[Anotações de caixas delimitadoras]
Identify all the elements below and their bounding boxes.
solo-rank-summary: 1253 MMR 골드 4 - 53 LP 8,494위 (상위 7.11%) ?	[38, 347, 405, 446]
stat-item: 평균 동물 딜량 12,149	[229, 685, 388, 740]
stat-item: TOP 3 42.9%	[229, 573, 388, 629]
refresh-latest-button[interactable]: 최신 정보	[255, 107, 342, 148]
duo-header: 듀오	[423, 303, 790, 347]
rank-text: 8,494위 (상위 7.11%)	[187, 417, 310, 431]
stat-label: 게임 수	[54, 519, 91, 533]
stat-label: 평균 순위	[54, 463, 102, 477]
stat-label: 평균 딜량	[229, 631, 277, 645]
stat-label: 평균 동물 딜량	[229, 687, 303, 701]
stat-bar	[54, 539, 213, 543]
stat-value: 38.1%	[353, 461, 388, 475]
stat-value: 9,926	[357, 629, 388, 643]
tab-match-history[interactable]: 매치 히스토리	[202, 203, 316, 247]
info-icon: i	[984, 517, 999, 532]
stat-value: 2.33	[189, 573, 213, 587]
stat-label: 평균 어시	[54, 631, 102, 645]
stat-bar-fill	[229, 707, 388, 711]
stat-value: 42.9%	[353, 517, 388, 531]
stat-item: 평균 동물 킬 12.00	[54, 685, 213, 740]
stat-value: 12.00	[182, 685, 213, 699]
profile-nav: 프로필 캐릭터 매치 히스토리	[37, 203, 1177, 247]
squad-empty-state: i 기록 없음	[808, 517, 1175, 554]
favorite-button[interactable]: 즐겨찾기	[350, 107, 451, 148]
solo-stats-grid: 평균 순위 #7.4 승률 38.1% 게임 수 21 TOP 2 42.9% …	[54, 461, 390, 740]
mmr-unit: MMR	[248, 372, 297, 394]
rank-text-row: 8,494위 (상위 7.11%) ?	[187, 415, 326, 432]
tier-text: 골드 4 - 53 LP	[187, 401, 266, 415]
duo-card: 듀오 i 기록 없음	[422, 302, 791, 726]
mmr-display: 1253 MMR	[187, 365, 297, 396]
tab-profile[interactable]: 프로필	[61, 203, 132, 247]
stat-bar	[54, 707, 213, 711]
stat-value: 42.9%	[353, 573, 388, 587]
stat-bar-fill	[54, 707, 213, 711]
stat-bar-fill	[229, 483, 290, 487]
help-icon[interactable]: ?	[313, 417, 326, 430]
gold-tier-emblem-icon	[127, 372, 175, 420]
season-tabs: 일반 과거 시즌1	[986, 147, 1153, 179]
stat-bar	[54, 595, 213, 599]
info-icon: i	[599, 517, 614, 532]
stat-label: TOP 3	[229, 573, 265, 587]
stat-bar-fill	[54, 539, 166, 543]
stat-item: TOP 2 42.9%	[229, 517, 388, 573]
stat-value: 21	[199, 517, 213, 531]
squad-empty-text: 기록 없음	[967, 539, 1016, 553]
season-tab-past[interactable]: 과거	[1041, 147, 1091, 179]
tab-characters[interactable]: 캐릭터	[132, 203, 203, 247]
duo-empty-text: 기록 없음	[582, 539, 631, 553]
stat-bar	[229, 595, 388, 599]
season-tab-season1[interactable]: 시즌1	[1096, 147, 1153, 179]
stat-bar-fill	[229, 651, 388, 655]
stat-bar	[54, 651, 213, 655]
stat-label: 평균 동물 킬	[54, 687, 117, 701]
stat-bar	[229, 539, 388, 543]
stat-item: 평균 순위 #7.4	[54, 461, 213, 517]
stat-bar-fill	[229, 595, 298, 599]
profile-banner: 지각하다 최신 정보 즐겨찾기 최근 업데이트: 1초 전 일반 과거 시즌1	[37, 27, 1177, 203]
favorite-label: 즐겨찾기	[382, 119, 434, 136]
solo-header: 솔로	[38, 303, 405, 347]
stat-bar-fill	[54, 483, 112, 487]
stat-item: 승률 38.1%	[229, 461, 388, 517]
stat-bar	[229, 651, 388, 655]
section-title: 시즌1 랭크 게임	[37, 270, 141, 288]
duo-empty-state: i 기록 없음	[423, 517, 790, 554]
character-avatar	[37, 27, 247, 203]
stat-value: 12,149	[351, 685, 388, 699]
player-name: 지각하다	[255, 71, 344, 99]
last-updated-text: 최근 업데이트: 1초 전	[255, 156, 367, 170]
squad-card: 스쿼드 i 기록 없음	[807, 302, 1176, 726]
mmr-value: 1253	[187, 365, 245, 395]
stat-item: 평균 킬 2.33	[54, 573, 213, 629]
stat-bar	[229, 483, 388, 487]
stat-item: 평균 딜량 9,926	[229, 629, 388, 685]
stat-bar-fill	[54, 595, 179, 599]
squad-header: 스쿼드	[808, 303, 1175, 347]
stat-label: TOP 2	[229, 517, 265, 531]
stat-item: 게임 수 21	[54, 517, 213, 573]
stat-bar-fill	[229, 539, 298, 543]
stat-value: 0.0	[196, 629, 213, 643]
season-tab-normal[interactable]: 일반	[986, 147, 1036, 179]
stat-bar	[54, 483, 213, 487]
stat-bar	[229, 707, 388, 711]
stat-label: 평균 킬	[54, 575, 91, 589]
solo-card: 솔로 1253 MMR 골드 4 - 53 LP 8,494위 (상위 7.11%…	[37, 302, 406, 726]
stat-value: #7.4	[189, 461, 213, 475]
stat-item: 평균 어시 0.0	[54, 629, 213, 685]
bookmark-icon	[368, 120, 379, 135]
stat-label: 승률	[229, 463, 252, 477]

_EXERCÍCIO_.
Troque "기록 없음" por "데이터 없음" em toda a listagem acima e reproduza as linhas sem nenhuma outra alteração.

_RESPOSTA AO EXERCÍCIO_.
Identify all the elements below and their bounding boxes.
solo-rank-summary: 1253 MMR 골드 4 - 53 LP 8,494위 (상위 7.11%) ?	[38, 347, 405, 446]
stat-item: 평균 동물 딜량 12,149	[229, 685, 388, 740]
stat-item: TOP 3 42.9%	[229, 573, 388, 629]
refresh-latest-button[interactable]: 최신 정보	[255, 107, 342, 148]
duo-header: 듀오	[423, 303, 790, 347]
rank-text: 8,494위 (상위 7.11%)	[187, 417, 310, 431]
stat-label: 게임 수	[54, 519, 91, 533]
stat-label: 평균 순위	[54, 463, 102, 477]
stat-label: 평균 딜량	[229, 631, 277, 645]
stat-label: 평균 동물 딜량	[229, 687, 303, 701]
stat-bar	[54, 539, 213, 543]
stat-value: 38.1%	[353, 461, 388, 475]
stat-value: 9,926	[357, 629, 388, 643]
tab-match-history[interactable]: 매치 히스토리	[202, 203, 316, 247]
info-icon: i	[984, 517, 999, 532]
stat-value: 2.33	[189, 573, 213, 587]
stat-label: 평균 어시	[54, 631, 102, 645]
stat-bar-fill	[229, 707, 388, 711]
stat-value: 42.9%	[353, 517, 388, 531]
stat-item: 평균 동물 킬 12.00	[54, 685, 213, 740]
stat-value: 12.00	[182, 685, 213, 699]
profile-nav: 프로필 캐릭터 매치 히스토리	[37, 203, 1177, 247]
squad-empty-state: i 데이터 없음	[808, 517, 1175, 554]
favorite-button[interactable]: 즐겨찾기	[350, 107, 451, 148]
solo-stats-grid: 평균 순위 #7.4 승률 38.1% 게임 수 21 TOP 2 42.9% …	[54, 461, 390, 740]
mmr-unit: MMR	[248, 372, 297, 394]
rank-text-row: 8,494위 (상위 7.11%) ?	[187, 415, 326, 432]
tier-text: 골드 4 - 53 LP	[187, 401, 266, 415]
duo-card: 듀오 i 데이터 없음	[422, 302, 791, 726]
mmr-display: 1253 MMR	[187, 365, 297, 396]
tab-profile[interactable]: 프로필	[61, 203, 132, 247]
stat-bar	[54, 707, 213, 711]
stat-value: 42.9%	[353, 573, 388, 587]
stat-bar-fill	[54, 707, 213, 711]
stat-bar-fill	[229, 483, 290, 487]
help-icon[interactable]: ?	[313, 417, 326, 430]
gold-tier-emblem-icon	[127, 372, 175, 420]
season-tabs: 일반 과거 시즌1	[986, 147, 1153, 179]
stat-bar	[54, 595, 213, 599]
info-icon: i	[599, 517, 614, 532]
stat-label: TOP 3	[229, 573, 265, 587]
stat-bar-fill	[54, 539, 166, 543]
stat-item: TOP 2 42.9%	[229, 517, 388, 573]
stat-value: 21	[199, 517, 213, 531]
squad-empty-text: 데이터 없음	[967, 539, 1016, 553]
season-tab-past[interactable]: 과거	[1041, 147, 1091, 179]
tab-characters[interactable]: 캐릭터	[132, 203, 203, 247]
duo-empty-text: 데이터 없음	[582, 539, 631, 553]
stat-bar	[229, 595, 388, 599]
season-tab-season1[interactable]: 시즌1	[1096, 147, 1153, 179]
stat-bar-fill	[229, 651, 388, 655]
stat-bar	[54, 651, 213, 655]
stat-label: 평균 동물 킬	[54, 687, 117, 701]
stat-bar	[229, 539, 388, 543]
stat-item: 평균 순위 #7.4	[54, 461, 213, 517]
stat-bar-fill	[229, 595, 298, 599]
profile-banner: 지각하다 최신 정보 즐겨찾기 최근 업데이트: 1초 전 일반 과거 시즌1	[37, 27, 1177, 203]
favorite-label: 즐겨찾기	[382, 119, 434, 136]
solo-header: 솔로	[38, 303, 405, 347]
stat-bar-fill	[54, 483, 112, 487]
stat-item: 승률 38.1%	[229, 461, 388, 517]
stat-bar	[229, 651, 388, 655]
section-title: 시즌1 랭크 게임	[37, 270, 141, 288]
duo-empty-state: i 데이터 없음	[423, 517, 790, 554]
character-avatar	[37, 27, 247, 203]
stat-value: 12,149	[351, 685, 388, 699]
player-name: 지각하다	[255, 71, 344, 99]
last-updated-text: 최근 업데이트: 1초 전	[255, 156, 367, 170]
squad-card: 스쿼드 i 데이터 없음	[807, 302, 1176, 726]
mmr-value: 1253	[187, 365, 245, 395]
stat-item: 평균 킬 2.33	[54, 573, 213, 629]
stat-bar	[229, 483, 388, 487]
stat-item: 평균 딜량 9,926	[229, 629, 388, 685]
stat-bar-fill	[54, 595, 179, 599]
squad-header: 스쿼드	[808, 303, 1175, 347]
stat-label: TOP 2	[229, 517, 265, 531]
stat-item: 게임 수 21	[54, 517, 213, 573]
stat-bar-fill	[229, 539, 298, 543]
stat-value: 0.0	[196, 629, 213, 643]
season-tab-normal[interactable]: 일반	[986, 147, 1036, 179]
stat-bar	[54, 483, 213, 487]
stat-bar	[229, 707, 388, 711]
stat-label: 평균 킬	[54, 575, 91, 589]
solo-card: 솔로 1253 MMR 골드 4 - 53 LP 8,494위 (상위 7.11%…	[37, 302, 406, 726]
stat-value: #7.4	[189, 461, 213, 475]
stat-item: 평균 어시 0.0	[54, 629, 213, 685]
bookmark-icon	[368, 120, 379, 135]
stat-label: 승률	[229, 463, 252, 477]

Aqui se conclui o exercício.